Exercise:
Reproduce the data that follows in its entirety, character for character.

====

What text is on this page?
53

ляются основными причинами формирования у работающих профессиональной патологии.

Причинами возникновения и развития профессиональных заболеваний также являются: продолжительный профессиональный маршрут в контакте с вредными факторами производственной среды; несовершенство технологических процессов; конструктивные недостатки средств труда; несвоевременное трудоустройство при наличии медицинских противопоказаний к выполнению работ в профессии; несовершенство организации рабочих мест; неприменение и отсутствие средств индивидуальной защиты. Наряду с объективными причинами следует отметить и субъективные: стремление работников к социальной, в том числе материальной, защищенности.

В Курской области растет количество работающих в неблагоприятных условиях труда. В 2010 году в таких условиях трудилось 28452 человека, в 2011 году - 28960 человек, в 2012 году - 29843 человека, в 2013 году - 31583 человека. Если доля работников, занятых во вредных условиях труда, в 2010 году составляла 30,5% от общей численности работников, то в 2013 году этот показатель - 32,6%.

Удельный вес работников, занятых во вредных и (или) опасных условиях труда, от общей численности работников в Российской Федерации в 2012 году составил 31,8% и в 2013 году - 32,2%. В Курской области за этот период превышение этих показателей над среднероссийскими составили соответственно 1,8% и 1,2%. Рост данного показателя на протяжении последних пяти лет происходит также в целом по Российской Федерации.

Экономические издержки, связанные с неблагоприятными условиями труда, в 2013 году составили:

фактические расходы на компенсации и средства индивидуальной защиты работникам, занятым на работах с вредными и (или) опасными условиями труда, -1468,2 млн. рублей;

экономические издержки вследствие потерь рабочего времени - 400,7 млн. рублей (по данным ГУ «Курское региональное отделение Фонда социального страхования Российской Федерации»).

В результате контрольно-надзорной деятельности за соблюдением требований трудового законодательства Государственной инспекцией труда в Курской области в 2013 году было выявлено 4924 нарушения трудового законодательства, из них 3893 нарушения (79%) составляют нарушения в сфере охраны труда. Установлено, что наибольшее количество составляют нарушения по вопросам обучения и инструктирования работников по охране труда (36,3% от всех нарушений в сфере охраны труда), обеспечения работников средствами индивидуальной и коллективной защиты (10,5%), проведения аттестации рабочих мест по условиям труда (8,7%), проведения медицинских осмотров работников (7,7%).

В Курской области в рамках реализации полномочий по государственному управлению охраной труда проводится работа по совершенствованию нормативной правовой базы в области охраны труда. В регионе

====

The result:
What text is on this page?
53

ляются основными причинами формирования у работающих профессиональной патологии.

Причинами возникновения и развития профессиональных заболеваний также являются: продолжительный профессиональный маршрут в контакте с вредными факторами производственной среды; несовершенство технологических процессов; конструктивные недостатки средств труда; несвоевременное трудоустройство при наличии медицинских противопоказаний к выполнению работ в профессии; несовершенство организации рабочих мест; неприменение и отсутствие средств индивидуальной защиты. Наряду с объективными причинами следует отметить и субъективные: стремление работников к социальной, в том числе материальной, защищенности.

В Курской области растет количество работающих в неблагоприятных условиях труда. В 2010 году в таких условиях трудилось 28452 человека, в 2011 году - 28960 человек, в 2012 году - 29843 человека, в 2013 году - 31583 человека. Если доля работников, занятых во вредных условиях труда, в 2010 году составляла 30,5% от общей численности работников, то в 2013 году этот показатель - 32,6%.

Удельный вес работников, занятых во вредных и (или) опасных условиях труда, от общей численности работников в Российской Федерации в 2012 году составил 31,8% и в 2013 году - 32,2%. В Курской области за этот период превышение этих показателей над среднероссийскими составили соответственно 1,8% и 1,2%. Рост данного показателя на протяжении последних пяти лет происходит также в целом по Российской Федерации.

Экономические издержки, связанные с неблагоприятными условиями труда, в 2013 году составили:

фактические расходы на компенсации и средства индивидуальной защиты работникам, занятым на работах с вредными и (или) опасными условиями труда, -1468,2 млн. рублей;

экономические издержки вследствие потерь рабочего времени - 400,7 млн. рублей (по данным ГУ «Курское региональное отделение Фонда социального страхования Российской Федерации»).

В результате контрольно-надзорной деятельности за соблюдением требований трудового законодательства Государственной инспекцией труда в Курской области в 2013 году было выявлено 4924 нарушения трудового законодательства, из них 3893 нарушения (79%) составляют нарушения в сфере охраны труда. Установлено, что наибольшее количество составляют нарушения по вопросам обучения и инструктирования работников по охране труда (36,3% от всех нарушений в сфере охраны труда), обеспечения работников средствами индивидуальной и коллективной защиты (10,5%), проведения аттестации рабочих мест по условиям труда (8,7%), проведения медицинских осмотров работников (7,7%).

В Курской области в рамках реализации полномочий по государственному управлению охраной труда проводится работа по совершенствованию нормативной правовой базы в области охраны труда. В регионе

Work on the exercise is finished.